WORK INSTRUCTIONS ▸
Update the records below by replacing each occurrence of "hook" with "latch". Leave everything else unchanged.

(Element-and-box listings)
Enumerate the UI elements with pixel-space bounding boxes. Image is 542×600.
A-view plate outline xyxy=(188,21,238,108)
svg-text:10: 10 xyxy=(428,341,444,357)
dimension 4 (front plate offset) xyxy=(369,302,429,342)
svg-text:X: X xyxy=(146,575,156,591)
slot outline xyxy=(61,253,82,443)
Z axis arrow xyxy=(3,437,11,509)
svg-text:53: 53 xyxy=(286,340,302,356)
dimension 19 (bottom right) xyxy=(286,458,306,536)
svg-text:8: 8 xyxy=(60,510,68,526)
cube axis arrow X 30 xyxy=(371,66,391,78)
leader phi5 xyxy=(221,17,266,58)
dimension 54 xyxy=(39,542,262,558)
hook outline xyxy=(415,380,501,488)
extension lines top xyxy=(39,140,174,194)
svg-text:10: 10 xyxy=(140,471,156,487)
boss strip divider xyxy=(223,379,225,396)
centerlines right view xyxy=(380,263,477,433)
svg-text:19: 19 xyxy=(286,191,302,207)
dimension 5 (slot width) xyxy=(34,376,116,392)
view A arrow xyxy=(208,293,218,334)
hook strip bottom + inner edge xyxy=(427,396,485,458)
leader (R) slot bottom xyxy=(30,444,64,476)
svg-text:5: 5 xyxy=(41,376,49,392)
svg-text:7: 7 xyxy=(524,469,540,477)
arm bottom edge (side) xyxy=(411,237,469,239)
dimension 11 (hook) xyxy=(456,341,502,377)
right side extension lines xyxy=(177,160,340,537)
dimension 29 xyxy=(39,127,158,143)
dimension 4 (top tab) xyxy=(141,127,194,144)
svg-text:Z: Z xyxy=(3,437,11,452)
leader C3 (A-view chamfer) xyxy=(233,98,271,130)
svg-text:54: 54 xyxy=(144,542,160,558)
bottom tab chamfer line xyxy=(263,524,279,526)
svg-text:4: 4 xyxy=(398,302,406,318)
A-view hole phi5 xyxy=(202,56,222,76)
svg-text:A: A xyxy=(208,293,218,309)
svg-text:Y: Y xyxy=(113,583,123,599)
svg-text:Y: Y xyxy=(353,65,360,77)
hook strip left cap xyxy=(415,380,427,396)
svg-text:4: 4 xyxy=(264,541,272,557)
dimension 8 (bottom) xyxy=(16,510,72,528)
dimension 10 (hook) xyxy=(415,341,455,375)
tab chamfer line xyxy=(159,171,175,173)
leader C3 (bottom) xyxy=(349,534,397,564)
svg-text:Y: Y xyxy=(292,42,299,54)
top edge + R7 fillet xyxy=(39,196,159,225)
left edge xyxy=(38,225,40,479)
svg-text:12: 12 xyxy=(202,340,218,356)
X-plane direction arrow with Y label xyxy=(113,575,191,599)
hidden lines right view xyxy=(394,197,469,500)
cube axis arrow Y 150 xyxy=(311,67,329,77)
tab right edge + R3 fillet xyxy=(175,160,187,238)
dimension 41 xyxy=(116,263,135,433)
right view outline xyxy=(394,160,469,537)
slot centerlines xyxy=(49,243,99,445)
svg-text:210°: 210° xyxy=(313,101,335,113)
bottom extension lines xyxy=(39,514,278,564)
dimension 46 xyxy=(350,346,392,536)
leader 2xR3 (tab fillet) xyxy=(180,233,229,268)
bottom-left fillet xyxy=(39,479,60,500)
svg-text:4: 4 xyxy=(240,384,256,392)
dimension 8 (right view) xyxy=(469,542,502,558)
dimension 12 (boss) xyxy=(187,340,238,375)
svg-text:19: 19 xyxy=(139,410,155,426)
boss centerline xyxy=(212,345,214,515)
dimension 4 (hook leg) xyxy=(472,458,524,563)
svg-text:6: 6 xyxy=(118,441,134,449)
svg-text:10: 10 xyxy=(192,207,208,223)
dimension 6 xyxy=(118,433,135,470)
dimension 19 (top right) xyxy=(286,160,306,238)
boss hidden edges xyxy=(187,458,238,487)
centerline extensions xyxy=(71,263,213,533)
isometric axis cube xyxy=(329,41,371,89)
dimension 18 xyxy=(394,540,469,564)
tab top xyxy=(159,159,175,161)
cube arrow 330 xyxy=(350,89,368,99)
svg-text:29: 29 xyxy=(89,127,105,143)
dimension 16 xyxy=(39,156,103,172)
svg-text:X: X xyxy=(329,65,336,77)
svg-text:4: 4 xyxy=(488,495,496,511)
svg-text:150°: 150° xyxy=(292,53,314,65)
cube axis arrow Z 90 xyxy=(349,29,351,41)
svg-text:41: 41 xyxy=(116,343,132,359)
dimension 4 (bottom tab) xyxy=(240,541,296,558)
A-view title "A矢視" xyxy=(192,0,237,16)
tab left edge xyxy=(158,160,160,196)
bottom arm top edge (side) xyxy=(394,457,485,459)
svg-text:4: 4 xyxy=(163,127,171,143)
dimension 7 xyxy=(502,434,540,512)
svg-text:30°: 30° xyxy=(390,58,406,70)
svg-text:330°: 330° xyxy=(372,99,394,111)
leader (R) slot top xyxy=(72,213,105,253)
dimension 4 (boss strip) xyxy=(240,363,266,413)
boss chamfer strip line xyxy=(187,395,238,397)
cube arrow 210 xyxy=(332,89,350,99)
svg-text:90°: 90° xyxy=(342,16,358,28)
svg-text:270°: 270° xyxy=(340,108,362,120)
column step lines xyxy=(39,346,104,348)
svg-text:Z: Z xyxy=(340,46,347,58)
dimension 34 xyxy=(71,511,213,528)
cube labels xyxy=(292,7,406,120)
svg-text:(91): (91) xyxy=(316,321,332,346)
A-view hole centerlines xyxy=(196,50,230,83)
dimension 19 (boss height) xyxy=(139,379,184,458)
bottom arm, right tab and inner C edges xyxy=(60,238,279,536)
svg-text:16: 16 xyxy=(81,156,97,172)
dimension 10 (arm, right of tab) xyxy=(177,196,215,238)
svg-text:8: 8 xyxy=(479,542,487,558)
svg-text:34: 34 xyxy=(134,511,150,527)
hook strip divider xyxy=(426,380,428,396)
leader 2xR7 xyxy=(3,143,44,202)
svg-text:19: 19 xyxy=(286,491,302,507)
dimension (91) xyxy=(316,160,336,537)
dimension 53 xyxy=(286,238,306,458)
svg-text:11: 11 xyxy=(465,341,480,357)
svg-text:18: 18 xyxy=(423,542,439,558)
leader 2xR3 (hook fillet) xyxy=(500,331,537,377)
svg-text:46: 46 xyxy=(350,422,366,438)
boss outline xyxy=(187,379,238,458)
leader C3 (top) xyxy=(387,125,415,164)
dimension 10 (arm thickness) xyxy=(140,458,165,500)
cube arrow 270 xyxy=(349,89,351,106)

CORRECT RESULT ▸
Enumerate the UI elements with pixel-space bounding boxes. Image is 542×600.
A-view plate outline xyxy=(188,21,238,108)
svg-text:10: 10 xyxy=(428,341,444,357)
dimension 4 (front plate offset) xyxy=(369,302,429,342)
svg-text:X: X xyxy=(146,575,156,591)
slot outline xyxy=(61,253,82,443)
Z axis arrow xyxy=(3,437,11,509)
svg-text:53: 53 xyxy=(286,340,302,356)
dimension 19 (bottom right) xyxy=(286,458,306,536)
svg-text:8: 8 xyxy=(60,510,68,526)
cube axis arrow X 30 xyxy=(371,66,391,78)
leader phi5 xyxy=(221,17,266,58)
dimension 54 xyxy=(39,542,262,558)
latch outline xyxy=(415,380,501,488)
extension lines top xyxy=(39,140,174,194)
svg-text:10: 10 xyxy=(140,471,156,487)
boss strip divider xyxy=(223,379,225,396)
centerlines right view xyxy=(380,263,477,433)
svg-text:19: 19 xyxy=(286,191,302,207)
dimension 5 (slot width) xyxy=(34,376,116,392)
view A arrow xyxy=(208,293,218,334)
latch strip bottom + inner edge xyxy=(427,396,485,458)
leader (R) slot bottom xyxy=(30,444,64,476)
svg-text:5: 5 xyxy=(41,376,49,392)
svg-text:7: 7 xyxy=(524,469,540,477)
arm bottom edge (side) xyxy=(411,237,469,239)
dimension 11 (latch) xyxy=(456,341,502,377)
right side extension lines xyxy=(177,160,340,537)
dimension 29 xyxy=(39,127,158,143)
dimension 4 (top tab) xyxy=(141,127,194,144)
svg-text:Z: Z xyxy=(3,437,11,452)
leader C3 (A-view chamfer) xyxy=(233,98,271,130)
svg-text:54: 54 xyxy=(144,542,160,558)
bottom tab chamfer line xyxy=(263,524,279,526)
svg-text:4: 4 xyxy=(398,302,406,318)
A-view hole phi5 xyxy=(202,56,222,76)
svg-text:A: A xyxy=(208,293,218,309)
svg-text:Y: Y xyxy=(113,583,123,599)
svg-text:Y: Y xyxy=(353,65,360,77)
latch strip left cap xyxy=(415,380,427,396)
svg-text:4: 4 xyxy=(264,541,272,557)
dimension 8 (bottom) xyxy=(16,510,72,528)
dimension 10 (latch) xyxy=(415,341,455,375)
tab chamfer line xyxy=(159,171,175,173)
leader C3 (bottom) xyxy=(349,534,397,564)
svg-text:Y: Y xyxy=(292,42,299,54)
top edge + R7 fillet xyxy=(39,196,159,225)
left edge xyxy=(38,225,40,479)
svg-text:12: 12 xyxy=(202,340,218,356)
X-plane direction arrow with Y label xyxy=(113,575,191,599)
hidden lines right view xyxy=(394,197,469,500)
cube axis arrow Y 150 xyxy=(311,67,329,77)
tab right edge + R3 fillet xyxy=(175,160,187,238)
dimension 41 xyxy=(116,263,135,433)
right view outline xyxy=(394,160,469,537)
slot centerlines xyxy=(49,243,99,445)
svg-text:210°: 210° xyxy=(313,101,335,113)
bottom extension lines xyxy=(39,514,278,564)
dimension 46 xyxy=(350,346,392,536)
leader 2xR3 (tab fillet) xyxy=(180,233,229,268)
bottom-left fillet xyxy=(39,479,60,500)
svg-text:4: 4 xyxy=(240,384,256,392)
dimension 8 (right view) xyxy=(469,542,502,558)
dimension 12 (boss) xyxy=(187,340,238,375)
svg-text:19: 19 xyxy=(139,410,155,426)
boss centerline xyxy=(212,345,214,515)
dimension 4 (latch leg) xyxy=(472,458,524,563)
svg-text:6: 6 xyxy=(118,441,134,449)
svg-text:10: 10 xyxy=(192,207,208,223)
dimension 6 xyxy=(118,433,135,470)
dimension 19 (top right) xyxy=(286,160,306,238)
boss hidden edges xyxy=(187,458,238,487)
centerline extensions xyxy=(71,263,213,533)
isometric axis cube xyxy=(329,41,371,89)
dimension 18 xyxy=(394,540,469,564)
tab top xyxy=(159,159,175,161)
cube arrow 330 xyxy=(350,89,368,99)
svg-text:29: 29 xyxy=(89,127,105,143)
dimension 16 xyxy=(39,156,103,172)
svg-text:X: X xyxy=(329,65,336,77)
svg-text:4: 4 xyxy=(488,495,496,511)
svg-text:150°: 150° xyxy=(292,53,314,65)
cube axis arrow Z 90 xyxy=(349,29,351,41)
svg-text:41: 41 xyxy=(116,343,132,359)
dimension 4 (bottom tab) xyxy=(240,541,296,558)
A-view title "A矢視" xyxy=(192,0,237,16)
tab left edge xyxy=(158,160,160,196)
bottom arm top edge (side) xyxy=(394,457,485,459)
svg-text:4: 4 xyxy=(163,127,171,143)
dimension 7 xyxy=(502,434,540,512)
svg-text:30°: 30° xyxy=(390,58,406,70)
svg-text:330°: 330° xyxy=(372,99,394,111)
leader (R) slot top xyxy=(72,213,105,253)
dimension 4 (boss strip) xyxy=(240,363,266,413)
boss chamfer strip line xyxy=(187,395,238,397)
cube arrow 210 xyxy=(332,89,350,99)
svg-text:90°: 90° xyxy=(342,16,358,28)
svg-text:270°: 270° xyxy=(340,108,362,120)
column step lines xyxy=(39,346,104,348)
svg-text:Z: Z xyxy=(340,46,347,58)
dimension 34 xyxy=(71,511,213,528)
cube labels xyxy=(292,7,406,120)
svg-text:(91): (91) xyxy=(316,321,332,346)
A-view hole centerlines xyxy=(196,50,230,83)
dimension 19 (boss height) xyxy=(139,379,184,458)
bottom arm, right tab and inner C edges xyxy=(60,238,279,536)
svg-text:16: 16 xyxy=(81,156,97,172)
dimension 10 (arm, right of tab) xyxy=(177,196,215,238)
svg-text:8: 8 xyxy=(479,542,487,558)
svg-text:34: 34 xyxy=(134,511,150,527)
latch strip divider xyxy=(426,380,428,396)
leader 2xR7 xyxy=(3,143,44,202)
svg-text:19: 19 xyxy=(286,491,302,507)
dimension (91) xyxy=(316,160,336,537)
dimension 53 xyxy=(286,238,306,458)
svg-text:11: 11 xyxy=(465,341,480,357)
svg-text:18: 18 xyxy=(423,542,439,558)
leader 2xR3 (latch fillet) xyxy=(500,331,537,377)
svg-text:46: 46 xyxy=(350,422,366,438)
boss outline xyxy=(187,379,238,458)
leader C3 (top) xyxy=(387,125,415,164)
dimension 10 (arm thickness) xyxy=(140,458,165,500)
cube arrow 270 xyxy=(349,89,351,106)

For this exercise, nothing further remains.